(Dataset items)
┄┄┄┄┄┄┄┄┄┄┄┄┄┄┄┄┄┄┄┄

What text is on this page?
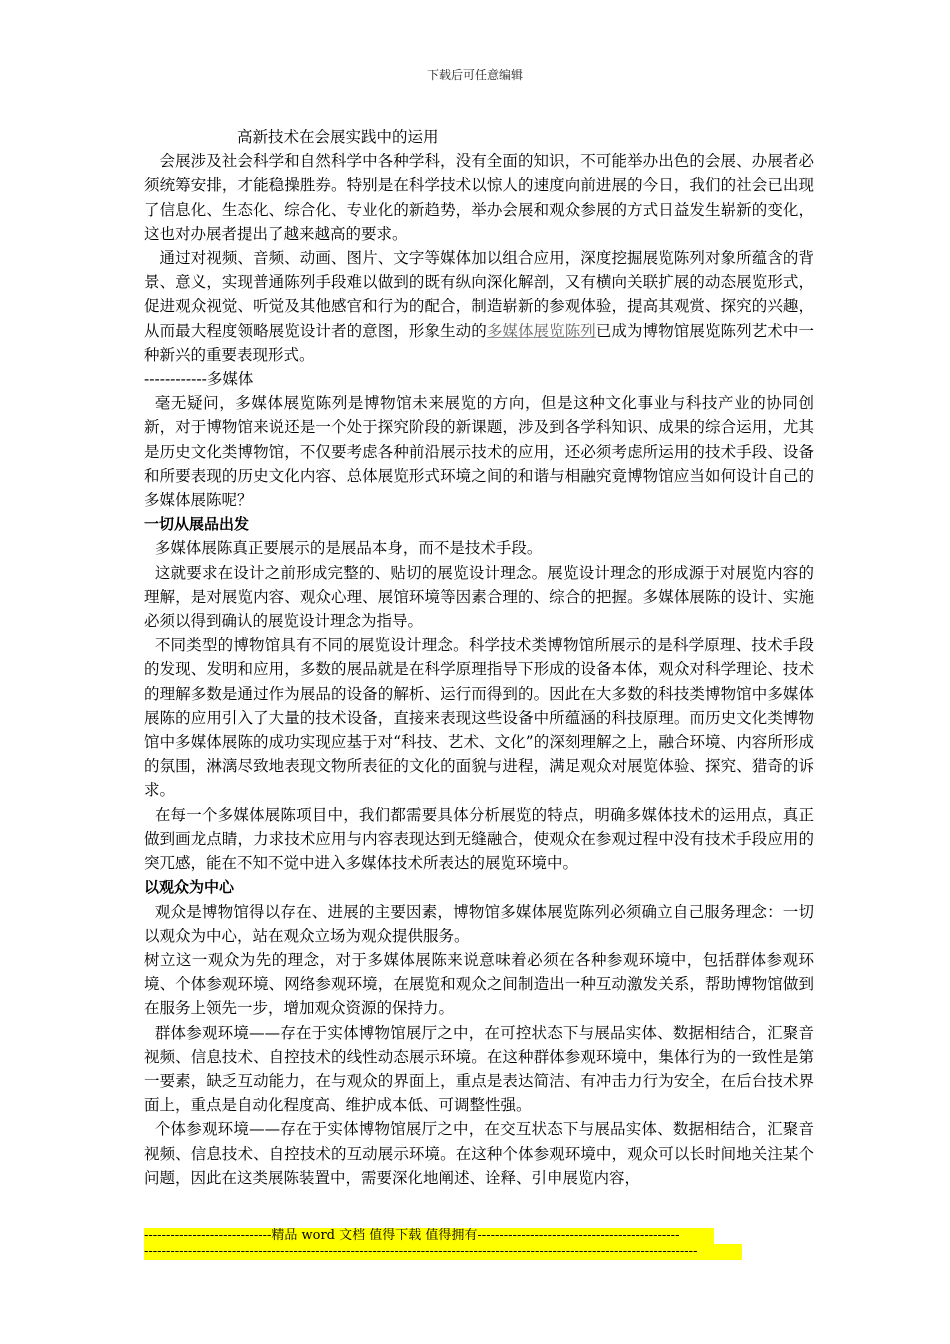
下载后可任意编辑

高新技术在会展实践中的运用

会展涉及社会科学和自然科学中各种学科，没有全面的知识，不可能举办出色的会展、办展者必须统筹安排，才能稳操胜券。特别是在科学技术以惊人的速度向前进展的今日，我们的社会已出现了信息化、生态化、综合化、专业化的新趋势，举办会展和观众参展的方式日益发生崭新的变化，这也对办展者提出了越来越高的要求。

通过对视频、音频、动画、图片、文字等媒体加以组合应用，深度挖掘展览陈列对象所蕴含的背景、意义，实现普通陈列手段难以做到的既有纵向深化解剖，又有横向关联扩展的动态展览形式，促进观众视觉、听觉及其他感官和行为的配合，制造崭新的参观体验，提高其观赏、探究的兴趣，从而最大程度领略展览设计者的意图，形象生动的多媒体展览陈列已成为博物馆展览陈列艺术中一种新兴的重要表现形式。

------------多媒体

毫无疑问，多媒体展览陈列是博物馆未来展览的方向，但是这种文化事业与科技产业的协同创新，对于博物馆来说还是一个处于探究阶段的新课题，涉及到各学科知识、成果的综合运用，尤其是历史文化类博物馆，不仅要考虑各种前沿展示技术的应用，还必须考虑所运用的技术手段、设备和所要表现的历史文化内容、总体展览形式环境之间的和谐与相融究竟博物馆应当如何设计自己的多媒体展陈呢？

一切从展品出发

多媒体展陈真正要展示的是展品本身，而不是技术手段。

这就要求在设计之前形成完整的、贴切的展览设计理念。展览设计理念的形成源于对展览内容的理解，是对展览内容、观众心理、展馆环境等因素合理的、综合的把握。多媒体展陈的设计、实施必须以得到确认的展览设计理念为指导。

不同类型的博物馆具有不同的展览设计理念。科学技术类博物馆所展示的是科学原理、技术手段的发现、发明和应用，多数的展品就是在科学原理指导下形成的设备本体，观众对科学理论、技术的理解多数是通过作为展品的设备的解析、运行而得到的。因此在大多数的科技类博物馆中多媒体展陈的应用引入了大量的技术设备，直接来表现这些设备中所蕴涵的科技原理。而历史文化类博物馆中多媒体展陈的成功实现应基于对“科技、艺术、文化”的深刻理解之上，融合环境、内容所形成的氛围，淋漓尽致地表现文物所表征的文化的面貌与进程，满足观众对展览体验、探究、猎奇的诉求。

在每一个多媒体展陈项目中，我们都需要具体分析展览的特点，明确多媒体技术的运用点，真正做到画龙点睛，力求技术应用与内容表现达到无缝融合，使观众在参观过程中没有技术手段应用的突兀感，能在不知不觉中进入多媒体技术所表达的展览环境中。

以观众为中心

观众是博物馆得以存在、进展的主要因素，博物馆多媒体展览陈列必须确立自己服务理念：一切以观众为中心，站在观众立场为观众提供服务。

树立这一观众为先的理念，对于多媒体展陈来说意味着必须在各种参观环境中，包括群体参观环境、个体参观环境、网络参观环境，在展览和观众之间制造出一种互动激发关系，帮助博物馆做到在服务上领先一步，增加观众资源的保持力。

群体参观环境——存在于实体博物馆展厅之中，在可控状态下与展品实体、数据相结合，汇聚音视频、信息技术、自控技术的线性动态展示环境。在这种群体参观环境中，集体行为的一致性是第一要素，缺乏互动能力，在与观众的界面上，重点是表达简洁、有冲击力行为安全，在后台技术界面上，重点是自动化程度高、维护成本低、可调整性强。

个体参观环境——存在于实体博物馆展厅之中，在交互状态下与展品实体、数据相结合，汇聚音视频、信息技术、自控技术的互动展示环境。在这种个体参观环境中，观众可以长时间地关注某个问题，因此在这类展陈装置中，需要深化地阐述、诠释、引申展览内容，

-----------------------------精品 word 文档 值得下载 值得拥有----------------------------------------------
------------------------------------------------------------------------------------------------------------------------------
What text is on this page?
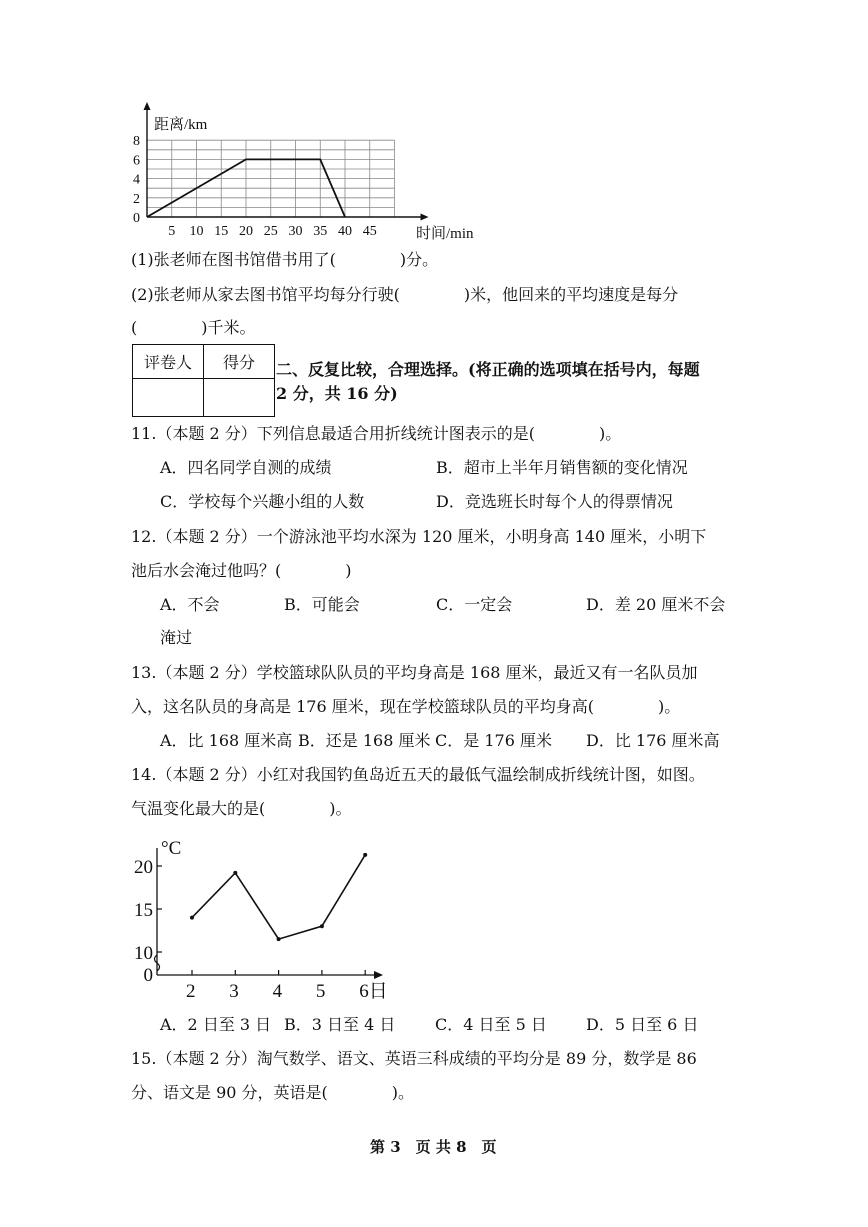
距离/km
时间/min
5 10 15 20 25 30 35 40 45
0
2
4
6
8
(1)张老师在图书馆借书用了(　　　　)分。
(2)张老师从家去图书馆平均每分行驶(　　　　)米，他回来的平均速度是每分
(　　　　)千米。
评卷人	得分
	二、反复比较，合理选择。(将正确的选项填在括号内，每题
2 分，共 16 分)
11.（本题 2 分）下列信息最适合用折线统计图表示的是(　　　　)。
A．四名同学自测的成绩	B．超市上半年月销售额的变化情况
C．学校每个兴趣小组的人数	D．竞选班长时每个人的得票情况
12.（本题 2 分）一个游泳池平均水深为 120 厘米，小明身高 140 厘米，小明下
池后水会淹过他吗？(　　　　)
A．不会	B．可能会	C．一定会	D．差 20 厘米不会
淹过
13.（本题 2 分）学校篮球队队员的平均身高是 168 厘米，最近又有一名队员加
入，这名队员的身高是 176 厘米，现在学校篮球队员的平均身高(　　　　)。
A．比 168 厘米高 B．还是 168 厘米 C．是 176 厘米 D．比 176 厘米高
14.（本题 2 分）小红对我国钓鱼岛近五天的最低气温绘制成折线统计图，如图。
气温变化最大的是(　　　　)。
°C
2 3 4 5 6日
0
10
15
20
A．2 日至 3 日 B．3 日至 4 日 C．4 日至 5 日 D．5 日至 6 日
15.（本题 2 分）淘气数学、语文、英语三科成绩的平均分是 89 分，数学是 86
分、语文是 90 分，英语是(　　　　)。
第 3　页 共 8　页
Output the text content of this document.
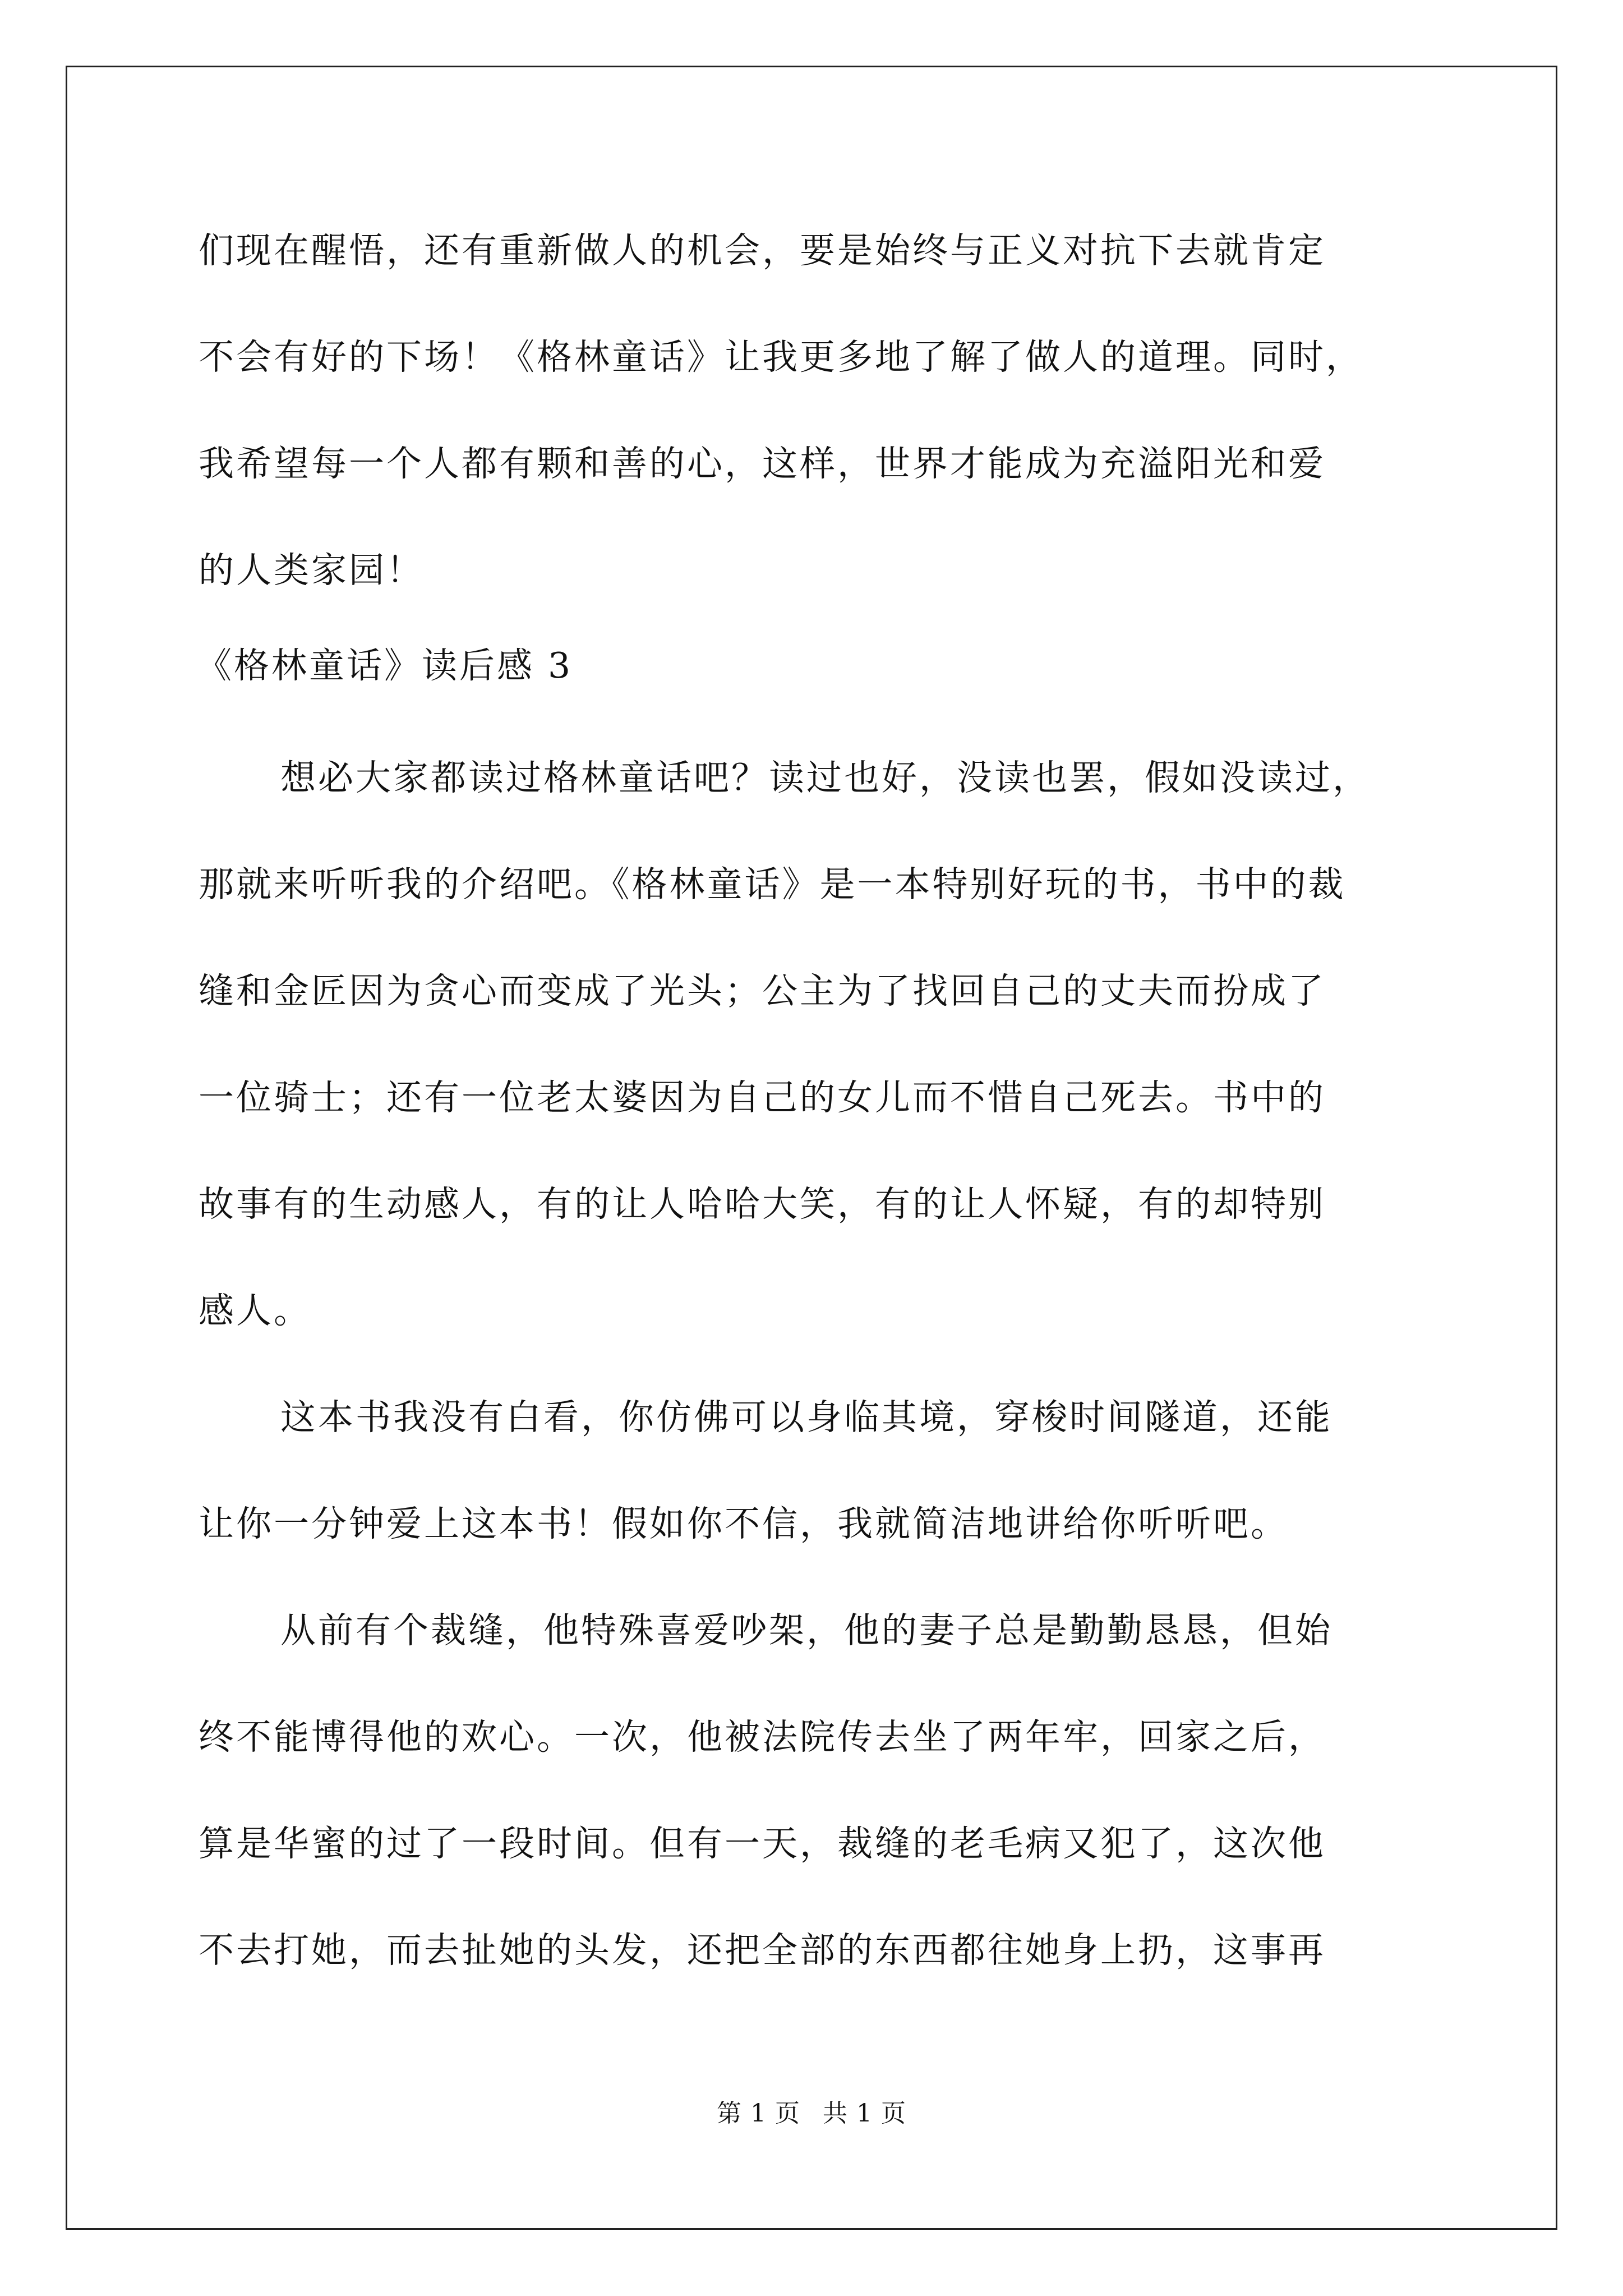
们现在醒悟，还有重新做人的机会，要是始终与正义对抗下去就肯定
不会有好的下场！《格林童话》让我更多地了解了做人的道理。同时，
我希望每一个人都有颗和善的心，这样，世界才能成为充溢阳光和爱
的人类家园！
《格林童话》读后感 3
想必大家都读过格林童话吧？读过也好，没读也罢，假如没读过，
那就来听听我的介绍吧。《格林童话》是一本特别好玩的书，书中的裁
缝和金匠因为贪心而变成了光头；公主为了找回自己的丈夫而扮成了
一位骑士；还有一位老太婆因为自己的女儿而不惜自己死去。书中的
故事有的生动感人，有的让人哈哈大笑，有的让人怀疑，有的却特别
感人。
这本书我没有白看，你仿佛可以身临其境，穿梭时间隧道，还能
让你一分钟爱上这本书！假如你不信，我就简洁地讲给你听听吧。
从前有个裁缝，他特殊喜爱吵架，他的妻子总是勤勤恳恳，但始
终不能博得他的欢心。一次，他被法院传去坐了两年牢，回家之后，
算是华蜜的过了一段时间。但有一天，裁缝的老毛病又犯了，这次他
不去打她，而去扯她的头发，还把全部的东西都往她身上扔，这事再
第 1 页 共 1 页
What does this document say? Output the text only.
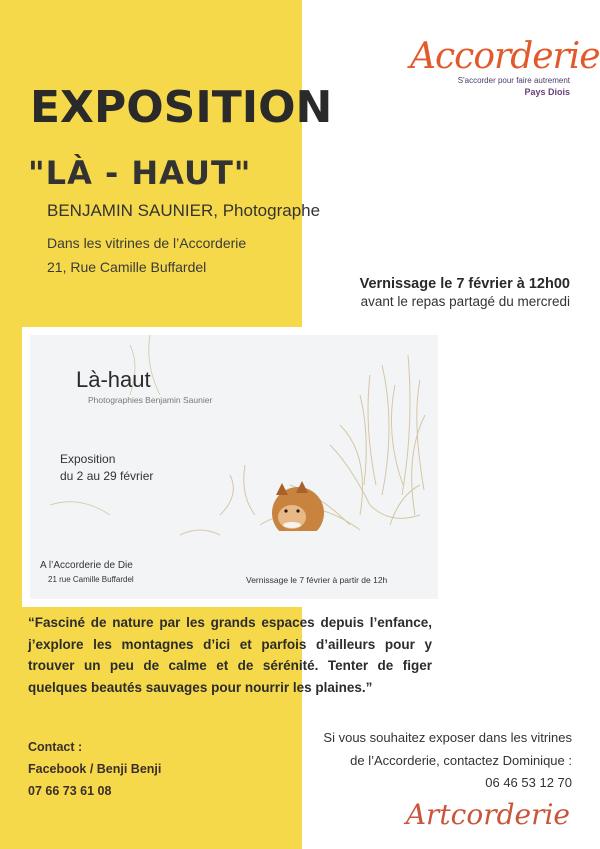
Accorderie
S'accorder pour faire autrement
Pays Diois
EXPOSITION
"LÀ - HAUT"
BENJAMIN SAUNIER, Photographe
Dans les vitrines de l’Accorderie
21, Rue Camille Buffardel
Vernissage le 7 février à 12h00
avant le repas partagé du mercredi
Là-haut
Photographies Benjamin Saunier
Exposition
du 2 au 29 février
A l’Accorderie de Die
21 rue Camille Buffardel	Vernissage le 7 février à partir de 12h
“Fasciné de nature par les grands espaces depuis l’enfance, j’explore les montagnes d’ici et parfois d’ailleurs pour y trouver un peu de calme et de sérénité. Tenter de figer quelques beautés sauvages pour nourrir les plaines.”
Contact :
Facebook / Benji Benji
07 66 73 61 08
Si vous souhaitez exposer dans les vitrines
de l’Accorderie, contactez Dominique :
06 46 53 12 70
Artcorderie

┄┄┄┄┄┄┄┄┄┄┄┄┄┄┄┄┄┄┄┄

## Stated goal:
Using the material above, gather every line that includes "Vernissage".

## Full response:
Vernissage le 7 février à 12h00
21 rue Camille Buffardel	Vernissage le 7 février à partir de 12h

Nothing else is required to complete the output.